Start Data for this task

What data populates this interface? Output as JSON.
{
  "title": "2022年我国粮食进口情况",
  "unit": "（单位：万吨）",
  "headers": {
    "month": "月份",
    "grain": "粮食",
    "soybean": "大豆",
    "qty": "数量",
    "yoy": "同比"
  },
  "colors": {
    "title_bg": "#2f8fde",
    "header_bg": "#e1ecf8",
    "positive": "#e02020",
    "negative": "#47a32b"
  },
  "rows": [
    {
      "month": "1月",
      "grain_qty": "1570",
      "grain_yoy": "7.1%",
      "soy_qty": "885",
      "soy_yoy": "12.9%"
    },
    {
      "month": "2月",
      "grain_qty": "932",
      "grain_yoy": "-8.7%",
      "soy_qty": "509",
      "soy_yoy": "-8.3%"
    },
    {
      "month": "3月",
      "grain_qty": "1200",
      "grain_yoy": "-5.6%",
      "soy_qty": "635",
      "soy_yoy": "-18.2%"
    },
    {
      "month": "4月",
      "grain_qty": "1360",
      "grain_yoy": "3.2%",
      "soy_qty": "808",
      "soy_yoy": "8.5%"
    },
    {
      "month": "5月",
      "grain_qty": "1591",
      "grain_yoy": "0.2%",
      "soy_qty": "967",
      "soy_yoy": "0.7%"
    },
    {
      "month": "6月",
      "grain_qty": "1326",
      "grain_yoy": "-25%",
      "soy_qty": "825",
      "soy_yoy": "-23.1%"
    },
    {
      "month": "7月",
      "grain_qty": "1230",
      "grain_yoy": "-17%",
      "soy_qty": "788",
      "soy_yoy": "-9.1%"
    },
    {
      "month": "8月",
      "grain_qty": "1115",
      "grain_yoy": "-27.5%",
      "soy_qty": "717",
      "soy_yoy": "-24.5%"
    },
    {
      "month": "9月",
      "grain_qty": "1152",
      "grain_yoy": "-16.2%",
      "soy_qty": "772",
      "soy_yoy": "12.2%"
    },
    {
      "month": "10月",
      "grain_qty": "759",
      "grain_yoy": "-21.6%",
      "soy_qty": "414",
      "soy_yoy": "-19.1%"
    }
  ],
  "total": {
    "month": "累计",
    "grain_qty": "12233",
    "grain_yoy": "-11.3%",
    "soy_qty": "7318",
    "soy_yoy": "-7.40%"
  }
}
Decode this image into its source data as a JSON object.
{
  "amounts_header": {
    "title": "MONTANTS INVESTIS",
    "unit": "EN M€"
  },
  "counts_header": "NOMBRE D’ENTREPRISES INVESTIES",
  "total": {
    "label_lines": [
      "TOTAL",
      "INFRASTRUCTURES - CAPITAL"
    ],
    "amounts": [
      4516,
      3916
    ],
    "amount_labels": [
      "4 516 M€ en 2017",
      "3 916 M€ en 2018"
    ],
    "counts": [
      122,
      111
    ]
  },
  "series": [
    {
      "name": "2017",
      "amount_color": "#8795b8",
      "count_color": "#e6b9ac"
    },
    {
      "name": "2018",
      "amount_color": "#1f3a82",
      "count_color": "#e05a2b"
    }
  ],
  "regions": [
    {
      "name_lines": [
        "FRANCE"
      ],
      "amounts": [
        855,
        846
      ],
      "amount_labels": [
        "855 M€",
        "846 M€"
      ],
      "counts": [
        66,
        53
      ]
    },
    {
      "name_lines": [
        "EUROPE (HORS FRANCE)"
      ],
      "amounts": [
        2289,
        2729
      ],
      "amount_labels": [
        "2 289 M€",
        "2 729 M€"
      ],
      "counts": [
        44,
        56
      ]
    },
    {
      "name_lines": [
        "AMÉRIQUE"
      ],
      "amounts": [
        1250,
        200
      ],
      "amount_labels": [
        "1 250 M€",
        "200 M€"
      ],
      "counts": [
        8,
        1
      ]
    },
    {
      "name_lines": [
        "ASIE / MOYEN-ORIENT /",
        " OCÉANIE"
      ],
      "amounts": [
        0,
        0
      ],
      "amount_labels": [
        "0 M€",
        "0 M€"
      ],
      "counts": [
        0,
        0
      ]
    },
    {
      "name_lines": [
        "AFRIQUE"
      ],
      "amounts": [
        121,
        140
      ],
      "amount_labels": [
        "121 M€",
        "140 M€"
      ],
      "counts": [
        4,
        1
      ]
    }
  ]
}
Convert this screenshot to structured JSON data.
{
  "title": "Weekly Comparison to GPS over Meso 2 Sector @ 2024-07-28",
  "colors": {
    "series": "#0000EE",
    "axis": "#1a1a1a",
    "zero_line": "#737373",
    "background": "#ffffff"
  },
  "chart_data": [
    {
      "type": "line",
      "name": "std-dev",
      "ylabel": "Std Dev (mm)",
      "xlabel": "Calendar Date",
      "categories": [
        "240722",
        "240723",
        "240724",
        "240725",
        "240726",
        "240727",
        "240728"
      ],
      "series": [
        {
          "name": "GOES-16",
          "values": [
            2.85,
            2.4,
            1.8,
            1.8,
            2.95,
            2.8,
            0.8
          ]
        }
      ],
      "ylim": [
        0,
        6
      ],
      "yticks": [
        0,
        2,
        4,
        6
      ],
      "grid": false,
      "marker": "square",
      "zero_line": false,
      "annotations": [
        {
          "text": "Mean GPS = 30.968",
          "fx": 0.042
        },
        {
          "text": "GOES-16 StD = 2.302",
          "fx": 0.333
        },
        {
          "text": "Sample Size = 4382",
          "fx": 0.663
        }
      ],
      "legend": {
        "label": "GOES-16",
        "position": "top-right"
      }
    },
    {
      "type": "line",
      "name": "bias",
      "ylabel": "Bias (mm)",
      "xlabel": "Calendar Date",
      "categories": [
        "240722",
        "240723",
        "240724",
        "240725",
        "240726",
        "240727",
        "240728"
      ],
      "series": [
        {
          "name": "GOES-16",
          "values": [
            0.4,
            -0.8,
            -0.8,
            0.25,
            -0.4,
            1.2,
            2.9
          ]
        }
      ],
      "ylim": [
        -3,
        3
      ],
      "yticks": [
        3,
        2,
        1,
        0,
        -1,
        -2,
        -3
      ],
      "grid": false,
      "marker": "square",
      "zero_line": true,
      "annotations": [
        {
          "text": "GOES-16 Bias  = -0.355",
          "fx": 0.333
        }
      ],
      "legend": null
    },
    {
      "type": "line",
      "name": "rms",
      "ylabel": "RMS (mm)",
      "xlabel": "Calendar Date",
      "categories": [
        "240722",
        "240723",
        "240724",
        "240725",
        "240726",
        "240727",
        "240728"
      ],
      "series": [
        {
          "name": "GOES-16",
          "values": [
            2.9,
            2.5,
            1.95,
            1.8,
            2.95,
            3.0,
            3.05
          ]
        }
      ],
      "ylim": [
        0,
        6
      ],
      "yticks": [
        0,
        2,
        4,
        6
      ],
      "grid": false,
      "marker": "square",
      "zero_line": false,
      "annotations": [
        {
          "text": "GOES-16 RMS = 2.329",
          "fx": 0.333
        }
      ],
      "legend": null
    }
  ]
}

End Data for this task

▶ [What the task asks]:
Transcribe each record exactly. Leave nothing out.

▶ [Solution to this exercise]:
What data populates this interface? Output as JSON.
{
  "title": "2022年我国粮食进口情况",
  "unit": "（单位：万吨）",
  "headers": {
    "month": "月份",
    "grain": "粮食",
    "soybean": "大豆",
    "qty": "数量",
    "yoy": "同比"
  },
  "colors": {
    "title_bg": "#2f8fde",
    "header_bg": "#e1ecf8",
    "positive": "#e02020",
    "negative": "#47a32b"
  },
  "rows": [
    {
      "month": "1月",
      "grain_qty": "1570",
      "grain_yoy": "7.1%",
      "soy_qty": "885",
      "soy_yoy": "12.9%"
    },
    {
      "month": "2月",
      "grain_qty": "932",
      "grain_yoy": "-8.7%",
      "soy_qty": "509",
      "soy_yoy": "-8.3%"
    },
    {
      "month": "3月",
      "grain_qty": "1200",
      "grain_yoy": "-5.6%",
      "soy_qty": "635",
      "soy_yoy": "-18.2%"
    },
    {
      "month": "4月",
      "grain_qty": "1360",
      "grain_yoy": "3.2%",
      "soy_qty": "808",
      "soy_yoy": "8.5%"
    },
    {
      "month": "5月",
      "grain_qty": "1591",
      "grain_yoy": "0.2%",
      "soy_qty": "967",
      "soy_yoy": "0.7%"
    },
    {
      "month": "6月",
      "grain_qty": "1326",
      "grain_yoy": "-25%",
      "soy_qty": "825",
      "soy_yoy": "-23.1%"
    },
    {
      "month": "7月",
      "grain_qty": "1230",
      "grain_yoy": "-17%",
      "soy_qty": "788",
      "soy_yoy": "-9.1%"
    },
    {
      "month": "8月",
      "grain_qty": "1115",
      "grain_yoy": "-27.5%",
      "soy_qty": "717",
      "soy_yoy": "-24.5%"
    },
    {
      "month": "9月",
      "grain_qty": "1152",
      "grain_yoy": "-16.2%",
      "soy_qty": "772",
      "soy_yoy": "12.2%"
    },
    {
      "month": "10月",
      "grain_qty": "759",
      "grain_yoy": "-21.6%",
      "soy_qty": "414",
      "soy_yoy": "-19.1%"
    }
  ],
  "total": {
    "month": "累计",
    "grain_qty": "12233",
    "grain_yoy": "-11.3%",
    "soy_qty": "7318",
    "soy_yoy": "-7.40%"
  }
}
Decode this image into its source data as a JSON object.
{
  "amounts_header": {
    "title": "MONTANTS INVESTIS",
    "unit": "EN M€"
  },
  "counts_header": "NOMBRE D’ENTREPRISES INVESTIES",
  "total": {
    "label_lines": [
      "TOTAL",
      "INFRASTRUCTURES - CAPITAL"
    ],
    "amounts": [
      4516,
      3916
    ],
    "amount_labels": [
      "4 516 M€ en 2017",
      "3 916 M€ en 2018"
    ],
    "counts": [
      122,
      111
    ]
  },
  "series": [
    {
      "name": "2017",
      "amount_color": "#8795b8",
      "count_color": "#e6b9ac"
    },
    {
      "name": "2018",
      "amount_color": "#1f3a82",
      "count_color": "#e05a2b"
    }
  ],
  "regions": [
    {
      "name_lines": [
        "FRANCE"
      ],
      "amounts": [
        855,
        846
      ],
      "amount_labels": [
        "855 M€",
        "846 M€"
      ],
      "counts": [
        66,
        53
      ]
    },
    {
      "name_lines": [
        "EUROPE (HORS FRANCE)"
      ],
      "amounts": [
        2289,
        2729
      ],
      "amount_labels": [
        "2 289 M€",
        "2 729 M€"
      ],
      "counts": [
        44,
        56
      ]
    },
    {
      "name_lines": [
        "AMÉRIQUE"
      ],
      "amounts": [
        1250,
        200
      ],
      "amount_labels": [
        "1 250 M€",
        "200 M€"
      ],
      "counts": [
        8,
        1
      ]
    },
    {
      "name_lines": [
        "ASIE / MOYEN-ORIENT /",
        " OCÉANIE"
      ],
      "amounts": [
        0,
        0
      ],
      "amount_labels": [
        "0 M€",
        "0 M€"
      ],
      "counts": [
        0,
        0
      ]
    },
    {
      "name_lines": [
        "AFRIQUE"
      ],
      "amounts": [
        121,
        140
      ],
      "amount_labels": [
        "121 M€",
        "140 M€"
      ],
      "counts": [
        4,
        1
      ]
    }
  ]
}
Convert this screenshot to structured JSON data.
{
  "title": "Weekly Comparison to GPS over Meso 2 Sector @ 2024-07-28",
  "colors": {
    "series": "#0000EE",
    "axis": "#1a1a1a",
    "zero_line": "#737373",
    "background": "#ffffff"
  },
  "chart_data": [
    {
      "type": "line",
      "name": "std-dev",
      "ylabel": "Std Dev (mm)",
      "xlabel": "Calendar Date",
      "categories": [
        "240722",
        "240723",
        "240724",
        "240725",
        "240726",
        "240727",
        "240728"
      ],
      "series": [
        {
          "name": "GOES-16",
          "values": [
            2.85,
            2.4,
            1.8,
            1.8,
            2.95,
            2.8,
            0.8
          ]
        }
      ],
      "ylim": [
        0,
        6
      ],
      "yticks": [
        0,
        2,
        4,
        6
      ],
      "grid": false,
      "marker": "square",
      "zero_line": false,
      "annotations": [
        {
          "text": "Mean GPS = 30.968",
          "fx": 0.042
        },
        {
          "text": "GOES-16 StD = 2.302",
          "fx": 0.333
        },
        {
          "text": "Sample Size = 4382",
          "fx": 0.663
        }
      ],
      "legend": {
        "label": "GOES-16",
        "position": "top-right"
      }
    },
    {
      "type": "line",
      "name": "bias",
      "ylabel": "Bias (mm)",
      "xlabel": "Calendar Date",
      "categories": [
        "240722",
        "240723",
        "240724",
        "240725",
        "240726",
        "240727",
        "240728"
      ],
      "series": [
        {
          "name": "GOES-16",
          "values": [
            0.4,
            -0.8,
            -0.8,
            0.25,
            -0.4,
            1.2,
            2.9
          ]
        }
      ],
      "ylim": [
        -3,
        3
      ],
      "yticks": [
        3,
        2,
        1,
        0,
        -1,
        -2,
        -3
      ],
      "grid": false,
      "marker": "square",
      "zero_line": true,
      "annotations": [
        {
          "text": "GOES-16 Bias  = -0.355",
          "fx": 0.333
        }
      ],
      "legend": null
    },
    {
      "type": "line",
      "name": "rms",
      "ylabel": "RMS (mm)",
      "xlabel": "Calendar Date",
      "categories": [
        "240722",
        "240723",
        "240724",
        "240725",
        "240726",
        "240727",
        "240728"
      ],
      "series": [
        {
          "name": "GOES-16",
          "values": [
            2.9,
            2.5,
            1.95,
            1.8,
            2.95,
            3.0,
            3.05
          ]
        }
      ],
      "ylim": [
        0,
        6
      ],
      "yticks": [
        0,
        2,
        4,
        6
      ],
      "grid": false,
      "marker": "square",
      "zero_line": false,
      "annotations": [
        {
          "text": "GOES-16 RMS = 2.329",
          "fx": 0.333
        }
      ],
      "legend": null
    }
  ]
}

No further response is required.